# Problem description:
Count every line below that contains "Другие", then state the total with no other output.

# Records provided:
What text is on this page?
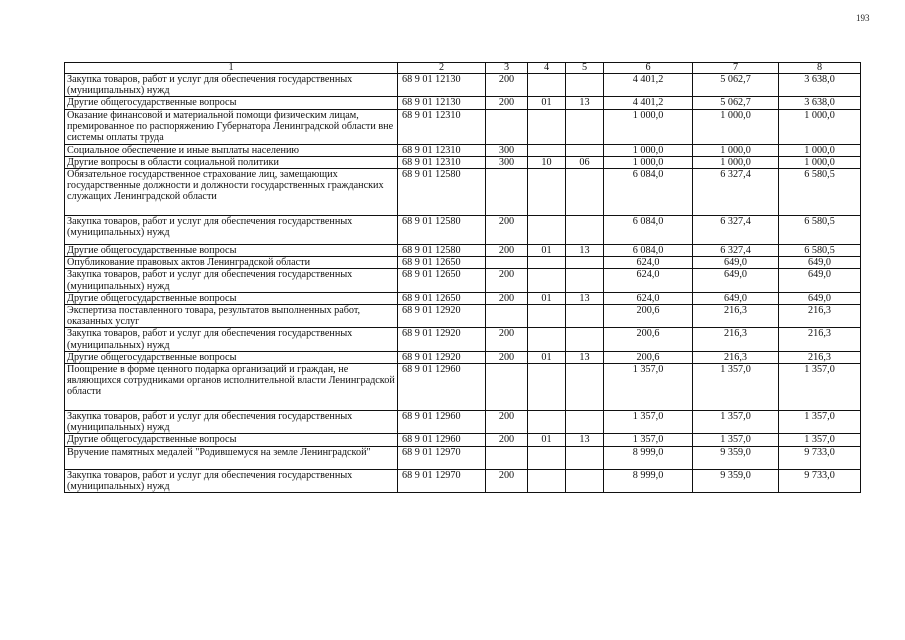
193
1	2	3	4	5	6	7	8
Закупка товаров, работ и услуг для обеспечения государственных (муниципальных) нужд	68 9 01 12130	200			4 401,2	5 062,7	3 638,0
Другие общегосударственные вопросы	68 9 01 12130	200	01	13	4 401,2	5 062,7	3 638,0
Оказание финансовой и материальной помощи физическим лицам, премированное по распоряжению Губернатора Ленинградской области вне системы оплаты труда	68 9 01 12310				1 000,0	1 000,0	1 000,0
Социальное обеспечение и иные выплаты населению	68 9 01 12310	300			1 000,0	1 000,0	1 000,0
Другие вопросы в области социальной политики	68 9 01 12310	300	10	06	1 000,0	1 000,0	1 000,0
Обязательное государственное страхование лиц, замещающих государственные должности и должности государственных гражданских служащих Ленинградской области	68 9 01 12580				6 084,0	6 327,4	6 580,5
Закупка товаров, работ и услуг для обеспечения государственных (муниципальных) нужд	68 9 01 12580	200			6 084,0	6 327,4	6 580,5
Другие общегосударственные вопросы	68 9 01 12580	200	01	13	6 084,0	6 327,4	6 580,5
Опубликование правовых актов Ленинградской области	68 9 01 12650				624,0	649,0	649,0
Закупка товаров, работ и услуг для обеспечения государственных (муниципальных) нужд	68 9 01 12650	200			624,0	649,0	649,0
Другие общегосударственные вопросы	68 9 01 12650	200	01	13	624,0	649,0	649,0
Экспертиза поставленного товара, результатов выполненных работ, оказанных услуг	68 9 01 12920				200,6	216,3	216,3
Закупка товаров, работ и услуг для обеспечения государственных (муниципальных) нужд	68 9 01 12920	200			200,6	216,3	216,3
Другие общегосударственные вопросы	68 9 01 12920	200	01	13	200,6	216,3	216,3
Поощрение в форме ценного подарка организаций и граждан, не являющихся сотрудниками органов исполнительной власти Ленинградской области	68 9 01 12960				1 357,0	1 357,0	1 357,0
Закупка товаров, работ и услуг для обеспечения государственных (муниципальных) нужд	68 9 01 12960	200			1 357,0	1 357,0	1 357,0
Другие общегосударственные вопросы	68 9 01 12960	200	01	13	1 357,0	1 357,0	1 357,0
Вручение памятных медалей "Родившемуся на земле Ленинградской"	68 9 01 12970				8 999,0	9 359,0	9 733,0
Закупка товаров, работ и услуг для обеспечения государственных (муниципальных) нужд	68 9 01 12970	200			8 999,0	9 359,0	9 733,0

# Output for this task:
6